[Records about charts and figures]
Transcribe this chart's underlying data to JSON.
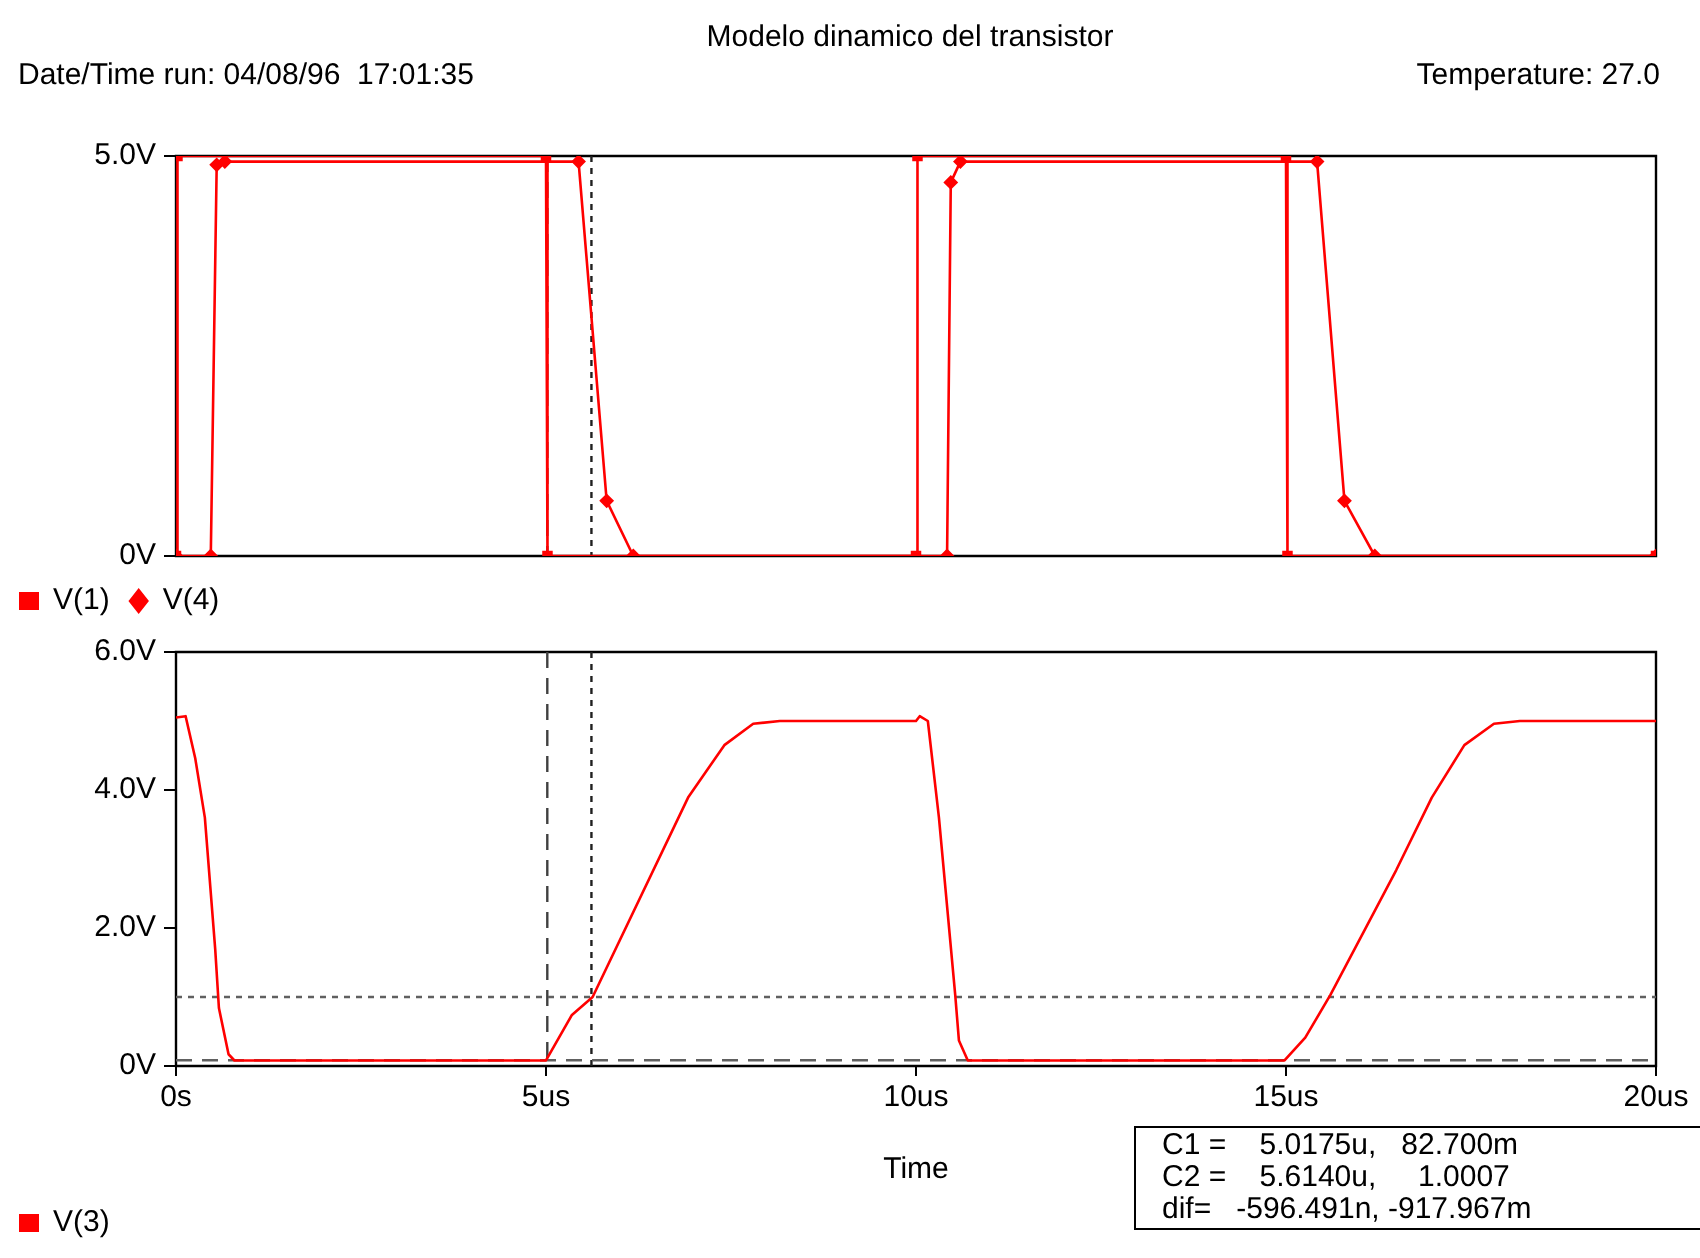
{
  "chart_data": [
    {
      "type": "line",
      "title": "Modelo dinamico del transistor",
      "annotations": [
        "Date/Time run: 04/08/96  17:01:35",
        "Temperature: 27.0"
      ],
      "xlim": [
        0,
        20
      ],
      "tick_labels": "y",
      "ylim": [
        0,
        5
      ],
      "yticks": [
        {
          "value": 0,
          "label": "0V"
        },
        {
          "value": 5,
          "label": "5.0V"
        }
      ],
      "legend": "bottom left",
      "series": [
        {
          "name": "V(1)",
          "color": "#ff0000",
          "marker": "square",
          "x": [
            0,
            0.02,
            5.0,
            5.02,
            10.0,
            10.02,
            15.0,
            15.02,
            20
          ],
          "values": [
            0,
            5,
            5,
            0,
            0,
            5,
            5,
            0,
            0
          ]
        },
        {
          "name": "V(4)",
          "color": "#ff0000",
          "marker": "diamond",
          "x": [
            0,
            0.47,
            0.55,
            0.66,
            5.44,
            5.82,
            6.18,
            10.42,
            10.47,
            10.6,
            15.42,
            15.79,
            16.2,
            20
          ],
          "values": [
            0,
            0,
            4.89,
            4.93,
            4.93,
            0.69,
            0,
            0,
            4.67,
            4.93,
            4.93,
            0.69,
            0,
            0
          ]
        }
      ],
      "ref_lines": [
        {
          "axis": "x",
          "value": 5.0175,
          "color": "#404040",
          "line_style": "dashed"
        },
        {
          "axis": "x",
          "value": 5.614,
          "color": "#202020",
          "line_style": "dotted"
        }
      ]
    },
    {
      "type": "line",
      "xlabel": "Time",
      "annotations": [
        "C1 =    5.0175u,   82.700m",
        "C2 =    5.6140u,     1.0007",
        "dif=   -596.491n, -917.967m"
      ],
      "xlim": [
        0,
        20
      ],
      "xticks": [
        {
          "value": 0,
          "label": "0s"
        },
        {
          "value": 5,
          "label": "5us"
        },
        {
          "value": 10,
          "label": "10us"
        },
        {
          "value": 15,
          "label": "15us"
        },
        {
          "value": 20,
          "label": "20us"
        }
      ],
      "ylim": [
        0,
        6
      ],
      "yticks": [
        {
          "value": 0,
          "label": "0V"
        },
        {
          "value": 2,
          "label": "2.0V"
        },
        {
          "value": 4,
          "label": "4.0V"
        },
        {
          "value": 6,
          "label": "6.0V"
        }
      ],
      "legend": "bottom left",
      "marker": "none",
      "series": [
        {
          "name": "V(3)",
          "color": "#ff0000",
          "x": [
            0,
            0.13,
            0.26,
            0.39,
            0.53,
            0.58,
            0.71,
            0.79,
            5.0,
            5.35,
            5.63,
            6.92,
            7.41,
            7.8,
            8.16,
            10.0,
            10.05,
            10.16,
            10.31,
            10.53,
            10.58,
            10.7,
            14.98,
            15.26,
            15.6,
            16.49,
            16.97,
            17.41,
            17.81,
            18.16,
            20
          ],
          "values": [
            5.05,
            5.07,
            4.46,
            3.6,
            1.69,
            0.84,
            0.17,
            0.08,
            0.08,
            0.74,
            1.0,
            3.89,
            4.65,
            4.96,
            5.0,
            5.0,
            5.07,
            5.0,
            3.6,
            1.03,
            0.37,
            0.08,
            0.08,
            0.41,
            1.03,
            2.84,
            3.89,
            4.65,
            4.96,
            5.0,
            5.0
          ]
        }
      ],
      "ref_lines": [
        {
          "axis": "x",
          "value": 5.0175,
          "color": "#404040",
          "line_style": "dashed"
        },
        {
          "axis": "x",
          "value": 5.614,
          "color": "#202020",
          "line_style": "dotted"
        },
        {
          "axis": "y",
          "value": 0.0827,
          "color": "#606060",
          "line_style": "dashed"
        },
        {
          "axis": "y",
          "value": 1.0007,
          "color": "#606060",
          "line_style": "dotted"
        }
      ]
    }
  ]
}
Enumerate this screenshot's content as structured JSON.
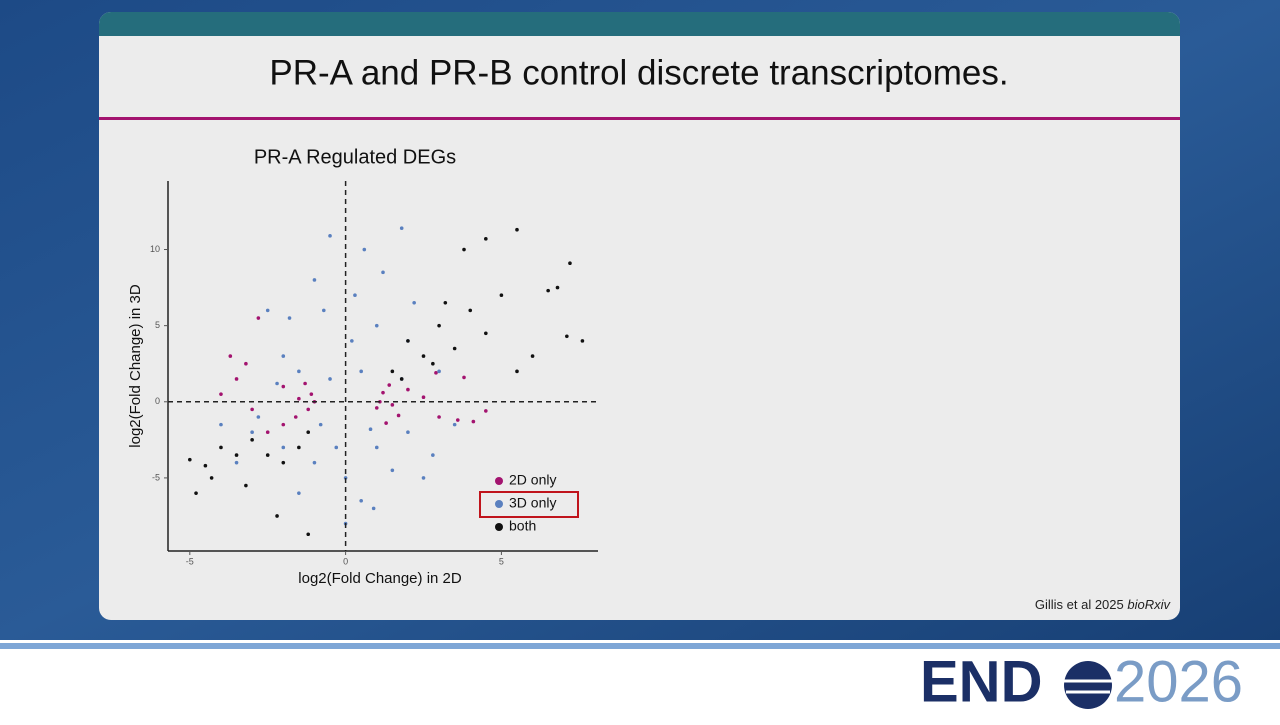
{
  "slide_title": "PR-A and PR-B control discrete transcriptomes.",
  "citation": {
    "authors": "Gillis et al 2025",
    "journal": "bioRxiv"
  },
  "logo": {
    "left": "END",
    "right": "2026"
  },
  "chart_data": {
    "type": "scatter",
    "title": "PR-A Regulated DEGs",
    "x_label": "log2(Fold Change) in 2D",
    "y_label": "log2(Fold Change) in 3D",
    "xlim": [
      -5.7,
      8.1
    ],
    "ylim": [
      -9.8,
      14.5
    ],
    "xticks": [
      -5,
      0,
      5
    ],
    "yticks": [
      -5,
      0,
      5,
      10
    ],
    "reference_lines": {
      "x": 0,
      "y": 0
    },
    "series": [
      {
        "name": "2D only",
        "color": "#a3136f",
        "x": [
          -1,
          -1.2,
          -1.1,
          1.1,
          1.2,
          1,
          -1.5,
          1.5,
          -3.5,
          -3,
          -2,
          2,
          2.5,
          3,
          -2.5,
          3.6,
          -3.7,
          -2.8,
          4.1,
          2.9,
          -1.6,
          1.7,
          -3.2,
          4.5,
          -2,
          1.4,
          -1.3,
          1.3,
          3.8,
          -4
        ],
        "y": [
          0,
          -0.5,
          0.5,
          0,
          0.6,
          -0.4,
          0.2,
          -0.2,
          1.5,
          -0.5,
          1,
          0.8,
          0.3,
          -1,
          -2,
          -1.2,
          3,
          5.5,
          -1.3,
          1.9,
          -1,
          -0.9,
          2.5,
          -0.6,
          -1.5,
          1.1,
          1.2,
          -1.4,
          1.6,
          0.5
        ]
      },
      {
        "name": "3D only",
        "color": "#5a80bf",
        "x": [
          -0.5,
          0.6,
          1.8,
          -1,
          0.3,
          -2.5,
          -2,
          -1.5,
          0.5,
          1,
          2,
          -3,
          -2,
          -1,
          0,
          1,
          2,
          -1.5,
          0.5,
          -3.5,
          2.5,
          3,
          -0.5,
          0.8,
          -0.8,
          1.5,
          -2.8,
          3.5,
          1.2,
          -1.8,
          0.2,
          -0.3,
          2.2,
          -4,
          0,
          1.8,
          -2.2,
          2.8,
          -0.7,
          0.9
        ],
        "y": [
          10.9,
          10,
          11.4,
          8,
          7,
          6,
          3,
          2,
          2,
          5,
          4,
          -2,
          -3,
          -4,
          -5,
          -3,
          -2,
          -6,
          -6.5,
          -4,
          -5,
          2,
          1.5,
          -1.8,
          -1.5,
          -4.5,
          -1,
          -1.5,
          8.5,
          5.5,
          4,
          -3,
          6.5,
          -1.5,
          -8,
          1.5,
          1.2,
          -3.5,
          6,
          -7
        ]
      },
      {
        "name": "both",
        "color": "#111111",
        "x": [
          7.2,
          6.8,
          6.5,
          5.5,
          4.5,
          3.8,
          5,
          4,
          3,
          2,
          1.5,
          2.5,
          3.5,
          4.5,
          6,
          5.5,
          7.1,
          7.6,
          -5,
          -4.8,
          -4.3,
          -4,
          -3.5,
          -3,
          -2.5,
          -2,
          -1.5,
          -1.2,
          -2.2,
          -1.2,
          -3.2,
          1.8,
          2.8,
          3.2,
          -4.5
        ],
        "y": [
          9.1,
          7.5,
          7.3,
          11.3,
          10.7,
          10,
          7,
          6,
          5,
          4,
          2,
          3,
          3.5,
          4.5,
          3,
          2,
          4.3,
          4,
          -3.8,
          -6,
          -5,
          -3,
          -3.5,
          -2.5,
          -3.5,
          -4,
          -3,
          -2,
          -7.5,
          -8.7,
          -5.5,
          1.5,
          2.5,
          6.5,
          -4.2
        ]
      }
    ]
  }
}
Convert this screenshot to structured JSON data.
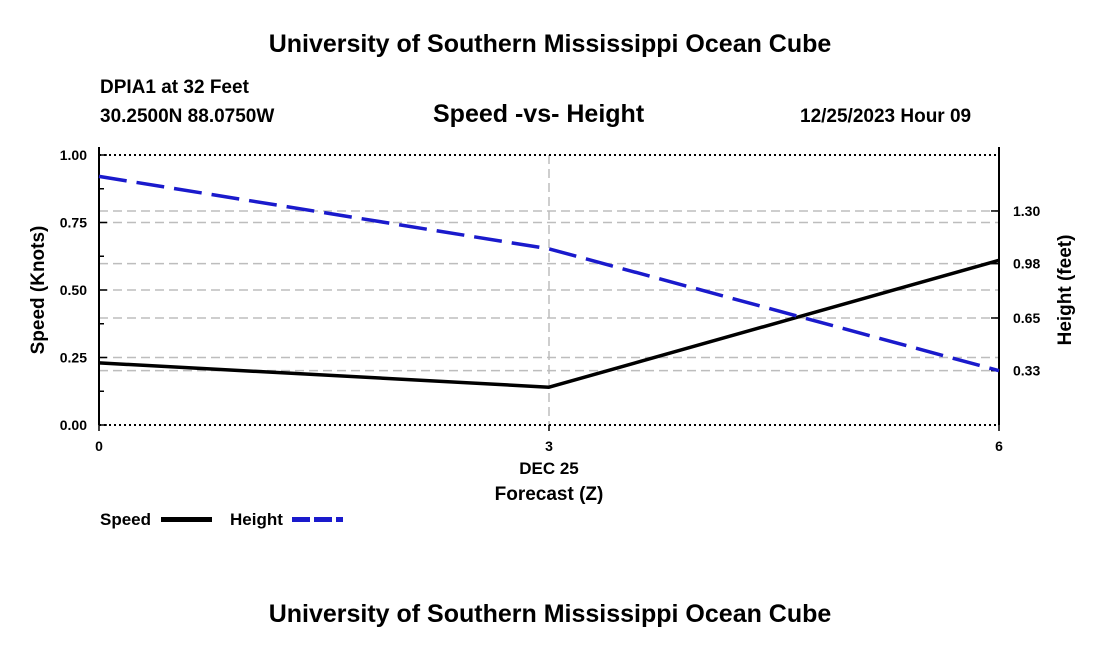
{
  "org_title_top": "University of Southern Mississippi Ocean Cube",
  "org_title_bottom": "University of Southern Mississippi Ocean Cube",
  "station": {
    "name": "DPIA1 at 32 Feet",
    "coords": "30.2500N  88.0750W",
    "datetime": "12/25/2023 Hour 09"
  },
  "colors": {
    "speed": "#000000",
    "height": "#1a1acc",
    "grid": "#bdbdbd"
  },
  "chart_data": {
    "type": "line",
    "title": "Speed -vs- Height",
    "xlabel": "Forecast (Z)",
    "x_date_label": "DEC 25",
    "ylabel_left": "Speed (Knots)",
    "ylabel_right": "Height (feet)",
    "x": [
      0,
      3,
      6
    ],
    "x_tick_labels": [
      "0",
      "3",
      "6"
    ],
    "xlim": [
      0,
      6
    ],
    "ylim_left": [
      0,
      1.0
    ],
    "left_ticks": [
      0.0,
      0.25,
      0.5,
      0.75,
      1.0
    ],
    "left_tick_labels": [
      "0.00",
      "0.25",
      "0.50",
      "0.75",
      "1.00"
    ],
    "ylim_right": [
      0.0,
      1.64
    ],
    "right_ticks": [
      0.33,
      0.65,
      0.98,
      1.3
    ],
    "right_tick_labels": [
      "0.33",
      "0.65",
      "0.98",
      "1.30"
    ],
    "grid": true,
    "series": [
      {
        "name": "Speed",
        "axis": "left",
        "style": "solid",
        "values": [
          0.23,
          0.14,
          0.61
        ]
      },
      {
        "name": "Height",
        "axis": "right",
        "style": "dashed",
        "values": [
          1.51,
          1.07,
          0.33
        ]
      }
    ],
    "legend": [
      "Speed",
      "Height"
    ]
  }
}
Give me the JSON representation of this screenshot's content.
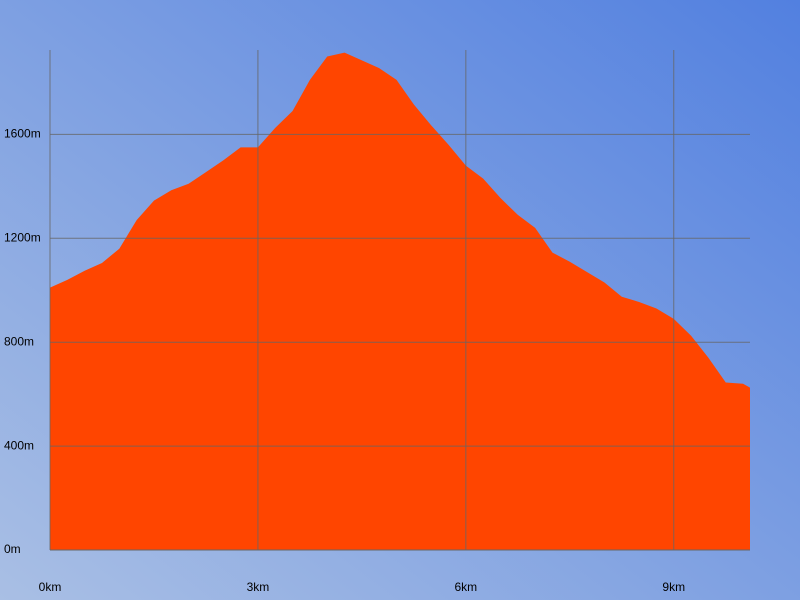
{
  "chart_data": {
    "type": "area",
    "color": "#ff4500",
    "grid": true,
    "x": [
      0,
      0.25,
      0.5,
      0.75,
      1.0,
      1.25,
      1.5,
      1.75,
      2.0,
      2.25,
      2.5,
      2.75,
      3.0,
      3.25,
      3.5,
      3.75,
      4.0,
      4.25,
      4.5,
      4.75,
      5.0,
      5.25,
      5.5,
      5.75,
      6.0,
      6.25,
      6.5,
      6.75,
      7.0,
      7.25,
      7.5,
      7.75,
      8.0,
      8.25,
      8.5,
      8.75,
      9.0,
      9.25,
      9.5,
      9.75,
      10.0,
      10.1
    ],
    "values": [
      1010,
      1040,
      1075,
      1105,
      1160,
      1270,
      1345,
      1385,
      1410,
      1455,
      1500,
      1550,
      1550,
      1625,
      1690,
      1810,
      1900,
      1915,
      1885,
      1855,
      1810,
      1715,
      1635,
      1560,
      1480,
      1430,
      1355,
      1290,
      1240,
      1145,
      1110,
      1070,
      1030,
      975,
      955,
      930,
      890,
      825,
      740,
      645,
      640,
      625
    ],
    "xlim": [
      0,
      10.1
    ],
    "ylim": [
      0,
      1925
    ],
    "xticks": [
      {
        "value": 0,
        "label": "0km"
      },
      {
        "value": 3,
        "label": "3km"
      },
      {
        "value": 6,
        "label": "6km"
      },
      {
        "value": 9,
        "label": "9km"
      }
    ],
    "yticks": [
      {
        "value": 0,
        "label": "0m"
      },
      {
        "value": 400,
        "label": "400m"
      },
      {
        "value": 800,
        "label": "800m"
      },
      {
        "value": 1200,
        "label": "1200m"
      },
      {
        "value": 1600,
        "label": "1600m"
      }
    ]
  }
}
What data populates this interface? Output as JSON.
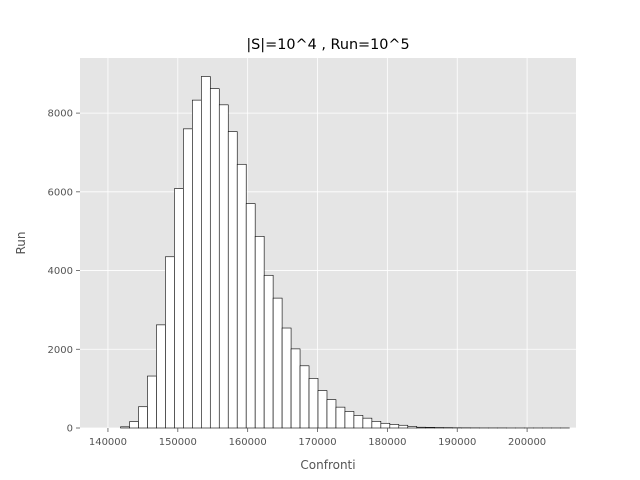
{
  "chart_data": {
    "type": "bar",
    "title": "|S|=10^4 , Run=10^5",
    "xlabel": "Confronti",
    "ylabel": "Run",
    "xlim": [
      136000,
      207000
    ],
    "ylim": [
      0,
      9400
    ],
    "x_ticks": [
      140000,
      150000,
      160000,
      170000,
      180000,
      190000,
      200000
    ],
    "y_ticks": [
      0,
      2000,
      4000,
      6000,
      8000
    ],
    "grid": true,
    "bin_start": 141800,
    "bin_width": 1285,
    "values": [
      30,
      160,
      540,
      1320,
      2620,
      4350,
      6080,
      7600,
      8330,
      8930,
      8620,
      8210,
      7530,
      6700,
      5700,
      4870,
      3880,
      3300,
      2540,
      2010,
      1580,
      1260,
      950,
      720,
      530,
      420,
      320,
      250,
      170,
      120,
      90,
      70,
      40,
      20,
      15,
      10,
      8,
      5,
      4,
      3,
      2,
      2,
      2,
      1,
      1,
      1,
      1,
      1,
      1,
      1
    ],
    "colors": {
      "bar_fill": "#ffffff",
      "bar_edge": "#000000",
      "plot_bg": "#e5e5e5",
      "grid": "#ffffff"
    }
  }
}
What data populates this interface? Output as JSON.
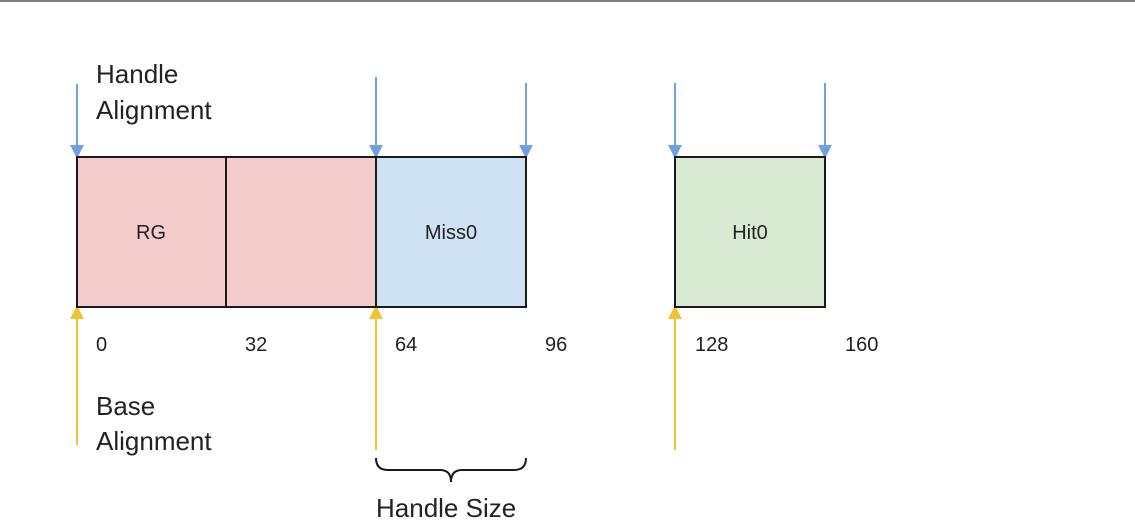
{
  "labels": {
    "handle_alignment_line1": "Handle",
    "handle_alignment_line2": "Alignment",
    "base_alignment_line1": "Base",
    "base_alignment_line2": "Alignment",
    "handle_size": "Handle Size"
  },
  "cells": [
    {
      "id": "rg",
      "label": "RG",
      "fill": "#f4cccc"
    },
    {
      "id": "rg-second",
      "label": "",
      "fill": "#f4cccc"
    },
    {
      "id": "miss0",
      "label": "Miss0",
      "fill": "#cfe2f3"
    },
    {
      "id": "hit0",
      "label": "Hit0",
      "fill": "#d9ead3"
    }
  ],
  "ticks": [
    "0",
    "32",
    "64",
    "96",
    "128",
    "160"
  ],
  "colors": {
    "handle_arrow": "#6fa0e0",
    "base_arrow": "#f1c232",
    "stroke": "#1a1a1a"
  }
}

_TO BE DONE_
For the listing above, identify each line bearing "xlabel".

_FULL OUTPUT_
      "xlabel": "Time",
    "xlabel": "Forecast (Z)",
    "xlabel": "Confronti",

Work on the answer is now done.